DO THIS :: Reproduce the listing below in its entirety. Change nothing.

EXCERPTED DATA ::

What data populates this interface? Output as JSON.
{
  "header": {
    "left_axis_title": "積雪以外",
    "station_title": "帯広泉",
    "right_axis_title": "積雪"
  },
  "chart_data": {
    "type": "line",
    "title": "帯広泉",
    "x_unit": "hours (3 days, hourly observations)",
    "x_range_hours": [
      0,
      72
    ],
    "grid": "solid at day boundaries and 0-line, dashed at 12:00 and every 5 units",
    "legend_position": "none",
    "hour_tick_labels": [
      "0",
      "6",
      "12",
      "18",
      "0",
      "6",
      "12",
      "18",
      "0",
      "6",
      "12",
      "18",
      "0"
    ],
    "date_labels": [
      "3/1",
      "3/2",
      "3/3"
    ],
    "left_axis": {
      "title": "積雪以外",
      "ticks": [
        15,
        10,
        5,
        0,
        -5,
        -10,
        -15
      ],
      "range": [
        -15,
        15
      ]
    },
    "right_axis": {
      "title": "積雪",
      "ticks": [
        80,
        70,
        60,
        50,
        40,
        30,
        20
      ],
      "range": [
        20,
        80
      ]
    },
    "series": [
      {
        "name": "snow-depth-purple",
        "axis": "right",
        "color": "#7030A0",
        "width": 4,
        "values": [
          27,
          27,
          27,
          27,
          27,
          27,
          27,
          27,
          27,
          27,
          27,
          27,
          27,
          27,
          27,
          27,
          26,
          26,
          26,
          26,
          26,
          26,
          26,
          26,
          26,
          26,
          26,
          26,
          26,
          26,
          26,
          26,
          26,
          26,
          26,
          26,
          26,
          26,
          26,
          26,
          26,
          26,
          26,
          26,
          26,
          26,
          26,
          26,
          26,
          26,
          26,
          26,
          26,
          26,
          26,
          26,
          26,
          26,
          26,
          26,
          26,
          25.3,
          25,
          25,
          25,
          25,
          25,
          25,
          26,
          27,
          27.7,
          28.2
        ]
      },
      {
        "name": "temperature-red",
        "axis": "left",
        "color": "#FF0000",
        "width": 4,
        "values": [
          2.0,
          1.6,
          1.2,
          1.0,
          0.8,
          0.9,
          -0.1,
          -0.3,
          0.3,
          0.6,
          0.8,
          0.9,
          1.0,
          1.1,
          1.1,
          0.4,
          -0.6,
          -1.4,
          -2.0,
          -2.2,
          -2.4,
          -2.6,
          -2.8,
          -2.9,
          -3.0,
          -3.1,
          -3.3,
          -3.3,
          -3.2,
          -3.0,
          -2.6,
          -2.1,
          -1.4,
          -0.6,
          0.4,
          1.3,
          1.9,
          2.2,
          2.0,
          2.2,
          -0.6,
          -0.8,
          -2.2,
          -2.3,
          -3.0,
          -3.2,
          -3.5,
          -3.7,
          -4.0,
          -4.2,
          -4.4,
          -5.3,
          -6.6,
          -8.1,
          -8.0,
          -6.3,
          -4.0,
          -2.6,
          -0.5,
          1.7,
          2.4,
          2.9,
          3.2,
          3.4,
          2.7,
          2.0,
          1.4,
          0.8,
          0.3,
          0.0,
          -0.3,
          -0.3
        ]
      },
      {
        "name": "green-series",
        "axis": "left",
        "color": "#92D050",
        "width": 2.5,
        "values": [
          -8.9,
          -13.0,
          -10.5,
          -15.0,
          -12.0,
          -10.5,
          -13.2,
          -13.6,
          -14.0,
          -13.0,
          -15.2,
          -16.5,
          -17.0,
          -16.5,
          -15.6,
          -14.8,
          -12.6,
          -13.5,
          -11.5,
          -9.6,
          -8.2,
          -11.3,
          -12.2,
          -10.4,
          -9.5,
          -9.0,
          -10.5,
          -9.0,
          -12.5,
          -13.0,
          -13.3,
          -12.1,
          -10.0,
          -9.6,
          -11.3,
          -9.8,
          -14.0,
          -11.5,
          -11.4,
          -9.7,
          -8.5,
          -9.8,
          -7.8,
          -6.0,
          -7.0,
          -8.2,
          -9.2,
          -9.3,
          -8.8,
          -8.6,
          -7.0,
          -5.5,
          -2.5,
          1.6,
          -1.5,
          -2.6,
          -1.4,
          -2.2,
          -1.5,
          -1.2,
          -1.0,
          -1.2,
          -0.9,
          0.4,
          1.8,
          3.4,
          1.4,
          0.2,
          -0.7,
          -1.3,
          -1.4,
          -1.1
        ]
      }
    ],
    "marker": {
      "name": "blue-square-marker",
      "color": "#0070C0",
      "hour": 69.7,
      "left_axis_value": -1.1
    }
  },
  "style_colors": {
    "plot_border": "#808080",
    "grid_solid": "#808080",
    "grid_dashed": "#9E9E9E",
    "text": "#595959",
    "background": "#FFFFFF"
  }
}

CORRECT RESULT ::
What data populates this interface? Output as JSON.
{
  "header": {
    "left_axis_title": "積雪以外",
    "station_title": "帯広泉",
    "right_axis_title": "積雪"
  },
  "chart_data": {
    "type": "line",
    "title": "帯広泉",
    "x_unit": "hours (3 days, hourly observations)",
    "x_range_hours": [
      0,
      72
    ],
    "grid": "solid at day boundaries and 0-line, dashed at 12:00 and every 5 units",
    "legend_position": "none",
    "hour_tick_labels": [
      "0",
      "6",
      "12",
      "18",
      "0",
      "6",
      "12",
      "18",
      "0",
      "6",
      "12",
      "18",
      "0"
    ],
    "date_labels": [
      "3/1",
      "3/2",
      "3/3"
    ],
    "left_axis": {
      "title": "積雪以外",
      "ticks": [
        15,
        10,
        5,
        0,
        -5,
        -10,
        -15
      ],
      "range": [
        -15,
        15
      ]
    },
    "right_axis": {
      "title": "積雪",
      "ticks": [
        80,
        70,
        60,
        50,
        40,
        30,
        20
      ],
      "range": [
        20,
        80
      ]
    },
    "series": [
      {
        "name": "snow-depth-purple",
        "axis": "right",
        "color": "#7030A0",
        "width": 4,
        "values": [
          27,
          27,
          27,
          27,
          27,
          27,
          27,
          27,
          27,
          27,
          27,
          27,
          27,
          27,
          27,
          27,
          26,
          26,
          26,
          26,
          26,
          26,
          26,
          26,
          26,
          26,
          26,
          26,
          26,
          26,
          26,
          26,
          26,
          26,
          26,
          26,
          26,
          26,
          26,
          26,
          26,
          26,
          26,
          26,
          26,
          26,
          26,
          26,
          26,
          26,
          26,
          26,
          26,
          26,
          26,
          26,
          26,
          26,
          26,
          26,
          26,
          25.3,
          25,
          25,
          25,
          25,
          25,
          25,
          26,
          27,
          27.7,
          28.2
        ]
      },
      {
        "name": "temperature-red",
        "axis": "left",
        "color": "#FF0000",
        "width": 4,
        "values": [
          2.0,
          1.6,
          1.2,
          1.0,
          0.8,
          0.9,
          -0.1,
          -0.3,
          0.3,
          0.6,
          0.8,
          0.9,
          1.0,
          1.1,
          1.1,
          0.4,
          -0.6,
          -1.4,
          -2.0,
          -2.2,
          -2.4,
          -2.6,
          -2.8,
          -2.9,
          -3.0,
          -3.1,
          -3.3,
          -3.3,
          -3.2,
          -3.0,
          -2.6,
          -2.1,
          -1.4,
          -0.6,
          0.4,
          1.3,
          1.9,
          2.2,
          2.0,
          2.2,
          -0.6,
          -0.8,
          -2.2,
          -2.3,
          -3.0,
          -3.2,
          -3.5,
          -3.7,
          -4.0,
          -4.2,
          -4.4,
          -5.3,
          -6.6,
          -8.1,
          -8.0,
          -6.3,
          -4.0,
          -2.6,
          -0.5,
          1.7,
          2.4,
          2.9,
          3.2,
          3.4,
          2.7,
          2.0,
          1.4,
          0.8,
          0.3,
          0.0,
          -0.3,
          -0.3
        ]
      },
      {
        "name": "green-series",
        "axis": "left",
        "color": "#92D050",
        "width": 2.5,
        "values": [
          -8.9,
          -13.0,
          -10.5,
          -15.0,
          -12.0,
          -10.5,
          -13.2,
          -13.6,
          -14.0,
          -13.0,
          -15.2,
          -16.5,
          -17.0,
          -16.5,
          -15.6,
          -14.8,
          -12.6,
          -13.5,
          -11.5,
          -9.6,
          -8.2,
          -11.3,
          -12.2,
          -10.4,
          -9.5,
          -9.0,
          -10.5,
          -9.0,
          -12.5,
          -13.0,
          -13.3,
          -12.1,
          -10.0,
          -9.6,
          -11.3,
          -9.8,
          -14.0,
          -11.5,
          -11.4,
          -9.7,
          -8.5,
          -9.8,
          -7.8,
          -6.0,
          -7.0,
          -8.2,
          -9.2,
          -9.3,
          -8.8,
          -8.6,
          -7.0,
          -5.5,
          -2.5,
          1.6,
          -1.5,
          -2.6,
          -1.4,
          -2.2,
          -1.5,
          -1.2,
          -1.0,
          -1.2,
          -0.9,
          0.4,
          1.8,
          3.4,
          1.4,
          0.2,
          -0.7,
          -1.3,
          -1.4,
          -1.1
        ]
      }
    ],
    "marker": {
      "name": "blue-square-marker",
      "color": "#0070C0",
      "hour": 69.7,
      "left_axis_value": -1.1
    }
  },
  "style_colors": {
    "plot_border": "#808080",
    "grid_solid": "#808080",
    "grid_dashed": "#9E9E9E",
    "text": "#595959",
    "background": "#FFFFFF"
  }
}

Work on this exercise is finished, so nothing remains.